▶ **Source records**

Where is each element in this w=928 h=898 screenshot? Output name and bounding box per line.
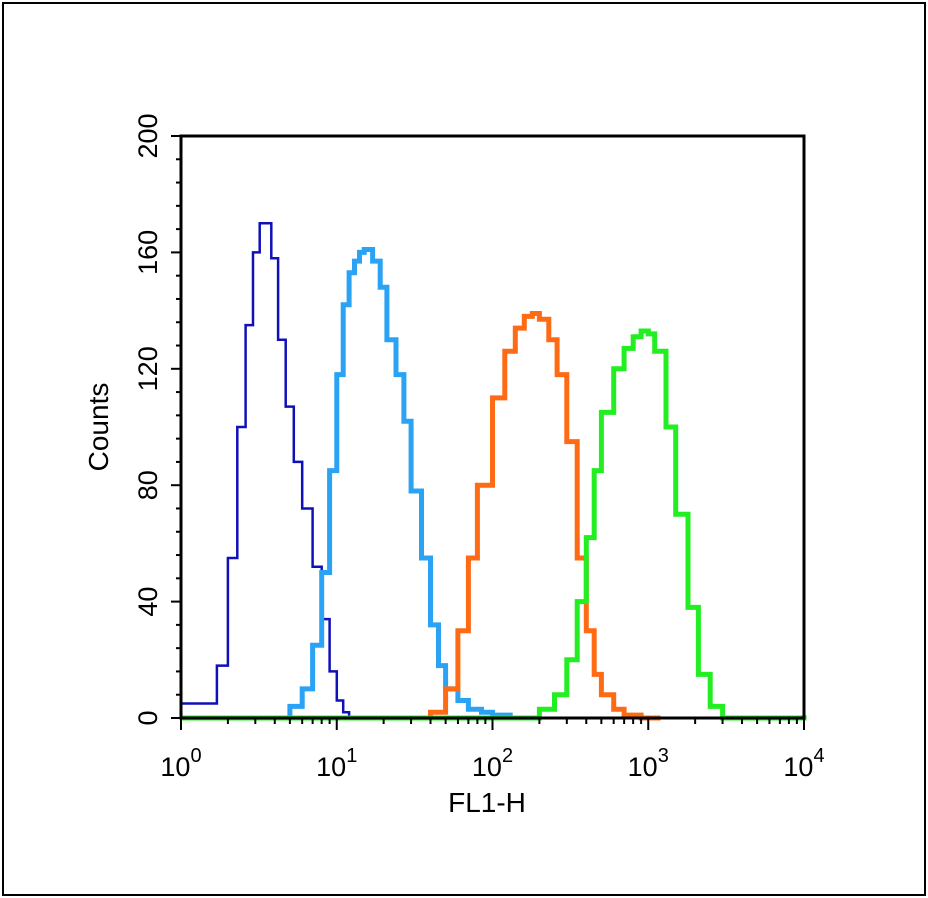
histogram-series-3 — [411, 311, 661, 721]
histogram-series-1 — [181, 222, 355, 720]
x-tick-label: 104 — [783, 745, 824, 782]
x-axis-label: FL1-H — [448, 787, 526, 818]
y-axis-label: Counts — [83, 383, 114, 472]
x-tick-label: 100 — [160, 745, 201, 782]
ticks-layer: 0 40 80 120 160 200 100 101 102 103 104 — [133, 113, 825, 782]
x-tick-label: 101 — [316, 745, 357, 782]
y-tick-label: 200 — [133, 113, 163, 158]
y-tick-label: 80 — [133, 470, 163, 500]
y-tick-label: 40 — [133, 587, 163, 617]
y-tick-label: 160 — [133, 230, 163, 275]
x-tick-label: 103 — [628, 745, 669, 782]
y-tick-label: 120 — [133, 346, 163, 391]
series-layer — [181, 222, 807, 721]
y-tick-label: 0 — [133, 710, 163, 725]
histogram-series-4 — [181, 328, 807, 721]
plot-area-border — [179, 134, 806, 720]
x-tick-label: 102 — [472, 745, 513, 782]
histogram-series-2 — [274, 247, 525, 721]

---

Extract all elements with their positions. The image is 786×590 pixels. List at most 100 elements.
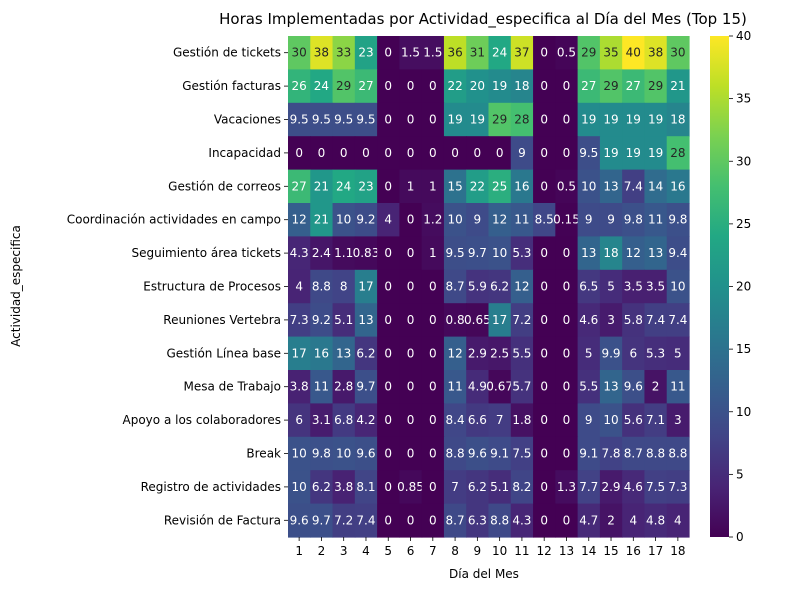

▶ **Written request**
Reproduce the records verbatim, starting at the line that contains "Where is each" and stopping after the line that contains "series-layer — [181, 222, 807, 721]". Leave the pictures out of your copy.

▶ **Written solution**
Where is each element in this w=928 h=898 screenshot? Output name and bounding box per line.
histogram-series-3 — [411, 311, 661, 721]
histogram-series-1 — [181, 222, 355, 720]
x-tick-label: 104 — [783, 745, 824, 782]
x-axis-label: FL1-H — [448, 787, 526, 818]
y-axis-label: Counts — [83, 383, 114, 472]
x-tick-label: 100 — [160, 745, 201, 782]
ticks-layer: 0 40 80 120 160 200 100 101 102 103 104 — [133, 113, 825, 782]
x-tick-label: 101 — [316, 745, 357, 782]
y-tick-label: 200 — [133, 113, 163, 158]
y-tick-label: 80 — [133, 470, 163, 500]
y-tick-label: 40 — [133, 587, 163, 617]
y-tick-label: 160 — [133, 230, 163, 275]
x-tick-label: 103 — [628, 745, 669, 782]
y-tick-label: 120 — [133, 346, 163, 391]
series-layer — [181, 222, 807, 721]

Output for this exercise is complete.